> **What to produce**
Quote every line of the data below as it stands, omitting pictures.

> **Records for the task**
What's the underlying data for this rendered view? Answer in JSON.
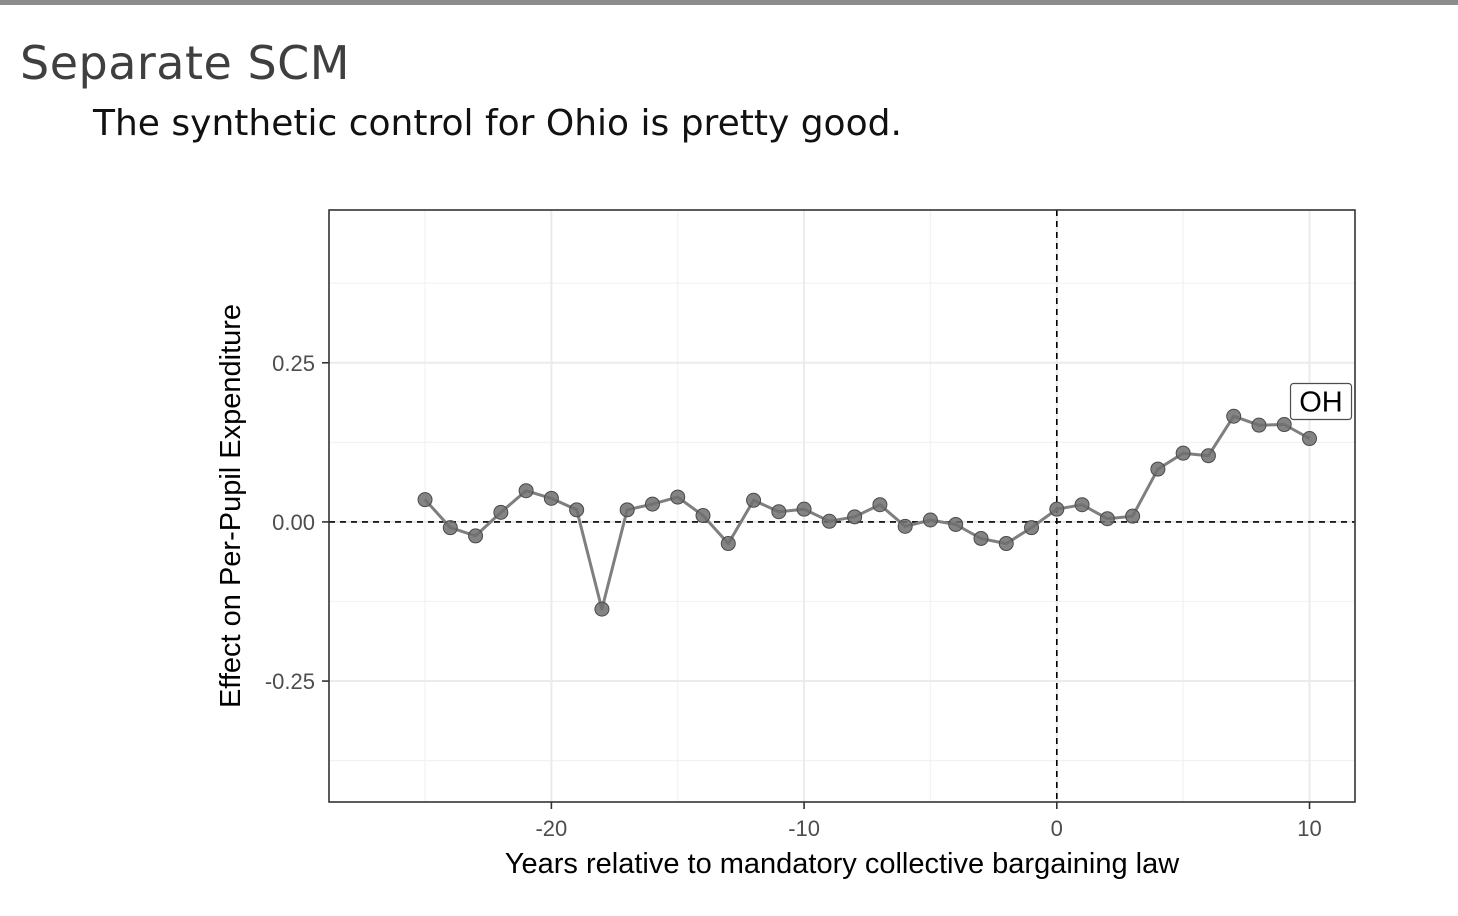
{
  "slide": {
    "title": "Separate SCM",
    "subtitle": "The synthetic control for Ohio is pretty good."
  },
  "chart_data": {
    "type": "line",
    "xlabel": "Years relative to mandatory collective bargaining law",
    "ylabel": "Effect on Per-Pupil Expenditure",
    "xlim": [
      -28.8,
      11.8
    ],
    "ylim": [
      -0.44,
      0.49
    ],
    "x_ticks": [
      -20,
      -10,
      0,
      10
    ],
    "x_tick_labels": [
      "-20",
      "-10",
      "0",
      "10"
    ],
    "y_ticks": [
      0.25,
      0.0,
      -0.25
    ],
    "y_tick_labels": [
      "0.25",
      "0.00",
      "-0.25"
    ],
    "grid": true,
    "reference_lines": {
      "x": 0,
      "y": 0,
      "style": "dashed"
    },
    "series": [
      {
        "label": "OH",
        "color": "#7f7f7f",
        "x": [
          -25,
          -24,
          -23,
          -22,
          -21,
          -20,
          -19,
          -18,
          -17,
          -16,
          -15,
          -14,
          -13,
          -12,
          -11,
          -10,
          -9,
          -8,
          -7,
          -6,
          -5,
          -4,
          -3,
          -2,
          -1,
          0,
          1,
          2,
          3,
          4,
          5,
          6,
          7,
          8,
          9,
          10
        ],
        "values": [
          0.035,
          -0.009,
          -0.022,
          0.015,
          0.049,
          0.037,
          0.019,
          -0.137,
          0.019,
          0.028,
          0.039,
          0.01,
          -0.034,
          0.034,
          0.016,
          0.02,
          0.001,
          0.008,
          0.027,
          -0.007,
          0.003,
          -0.004,
          -0.026,
          -0.034,
          -0.009,
          0.02,
          0.027,
          0.005,
          0.009,
          0.083,
          0.108,
          0.104,
          0.166,
          0.152,
          0.153,
          0.131
        ]
      }
    ]
  }
}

> **Answer to the task**
What's the underlying data for this rendered view? Answer in JSON.
{
  "slide": {
    "title": "Separate SCM",
    "subtitle": "The synthetic control for Ohio is pretty good."
  },
  "chart_data": {
    "type": "line",
    "xlabel": "Years relative to mandatory collective bargaining law",
    "ylabel": "Effect on Per-Pupil Expenditure",
    "xlim": [
      -28.8,
      11.8
    ],
    "ylim": [
      -0.44,
      0.49
    ],
    "x_ticks": [
      -20,
      -10,
      0,
      10
    ],
    "x_tick_labels": [
      "-20",
      "-10",
      "0",
      "10"
    ],
    "y_ticks": [
      0.25,
      0.0,
      -0.25
    ],
    "y_tick_labels": [
      "0.25",
      "0.00",
      "-0.25"
    ],
    "grid": true,
    "reference_lines": {
      "x": 0,
      "y": 0,
      "style": "dashed"
    },
    "series": [
      {
        "label": "OH",
        "color": "#7f7f7f",
        "x": [
          -25,
          -24,
          -23,
          -22,
          -21,
          -20,
          -19,
          -18,
          -17,
          -16,
          -15,
          -14,
          -13,
          -12,
          -11,
          -10,
          -9,
          -8,
          -7,
          -6,
          -5,
          -4,
          -3,
          -2,
          -1,
          0,
          1,
          2,
          3,
          4,
          5,
          6,
          7,
          8,
          9,
          10
        ],
        "values": [
          0.035,
          -0.009,
          -0.022,
          0.015,
          0.049,
          0.037,
          0.019,
          -0.137,
          0.019,
          0.028,
          0.039,
          0.01,
          -0.034,
          0.034,
          0.016,
          0.02,
          0.001,
          0.008,
          0.027,
          -0.007,
          0.003,
          -0.004,
          -0.026,
          -0.034,
          -0.009,
          0.02,
          0.027,
          0.005,
          0.009,
          0.083,
          0.108,
          0.104,
          0.166,
          0.152,
          0.153,
          0.131
        ]
      }
    ]
  }
}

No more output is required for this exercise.